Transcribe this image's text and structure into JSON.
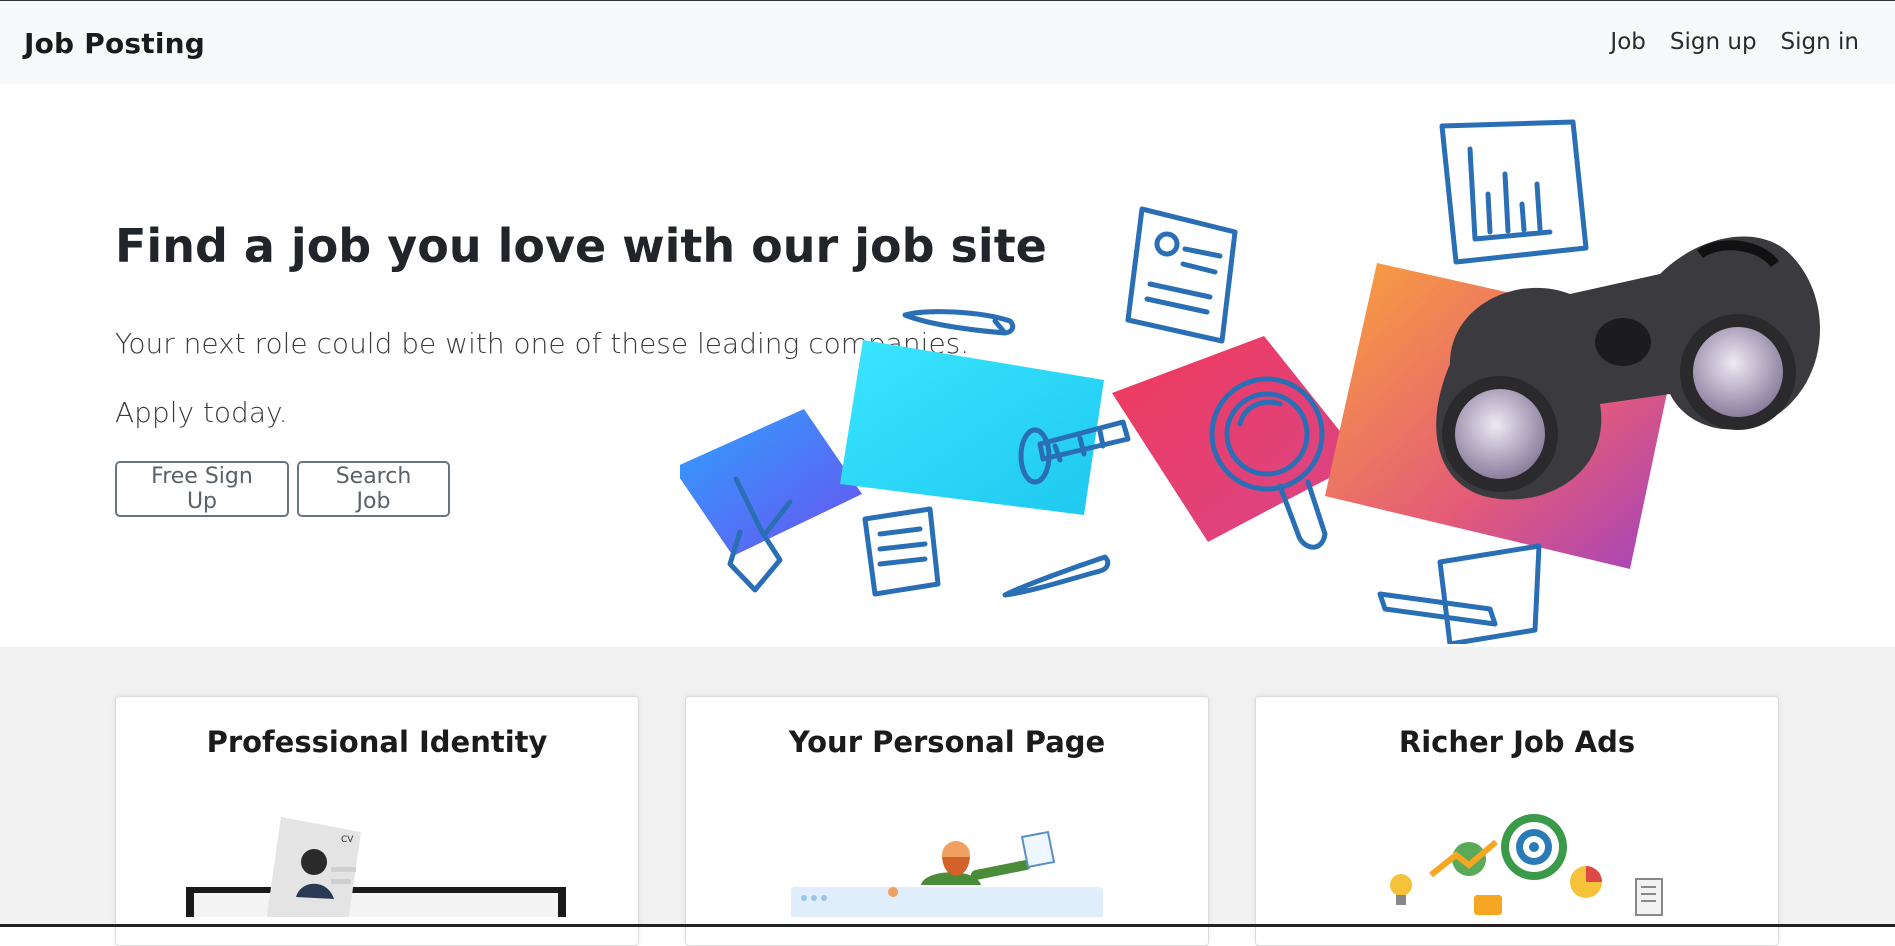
{
  "navbar": {
    "brand": "Job Posting",
    "links": [
      {
        "label": "Job"
      },
      {
        "label": "Sign up"
      },
      {
        "label": "Sign in"
      }
    ]
  },
  "hero": {
    "title": "Find a job you love with our job site",
    "lead": "Your next role could be with one of these leading companies.",
    "lead2": "Apply today.",
    "buttons": {
      "signup": "Free Sign Up",
      "search": "Search Job"
    }
  },
  "features": [
    {
      "title": "Professional Identity"
    },
    {
      "title": "Your Personal Page"
    },
    {
      "title": "Richer Job Ads"
    }
  ],
  "colors": {
    "navbar_bg": "#f8f9fa",
    "accent_blue": "#2a6fb5",
    "cyan": "#36d3f0",
    "pink": "#ec4a6c",
    "orange": "#f7a440"
  }
}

Aim of the exercise.
An exact transcription of all the entries is required, without the pictures.

Written solution.
Transcribe this image's text and structure into JSON.
{
  "navbar": {
    "brand": "Job Posting",
    "links": [
      {
        "label": "Job"
      },
      {
        "label": "Sign up"
      },
      {
        "label": "Sign in"
      }
    ]
  },
  "hero": {
    "title": "Find a job you love with our job site",
    "lead": "Your next role could be with one of these leading companies.",
    "lead2": "Apply today.",
    "buttons": {
      "signup": "Free Sign Up",
      "search": "Search Job"
    }
  },
  "features": [
    {
      "title": "Professional Identity"
    },
    {
      "title": "Your Personal Page"
    },
    {
      "title": "Richer Job Ads"
    }
  ],
  "colors": {
    "navbar_bg": "#f8f9fa",
    "accent_blue": "#2a6fb5",
    "cyan": "#36d3f0",
    "pink": "#ec4a6c",
    "orange": "#f7a440"
  }
}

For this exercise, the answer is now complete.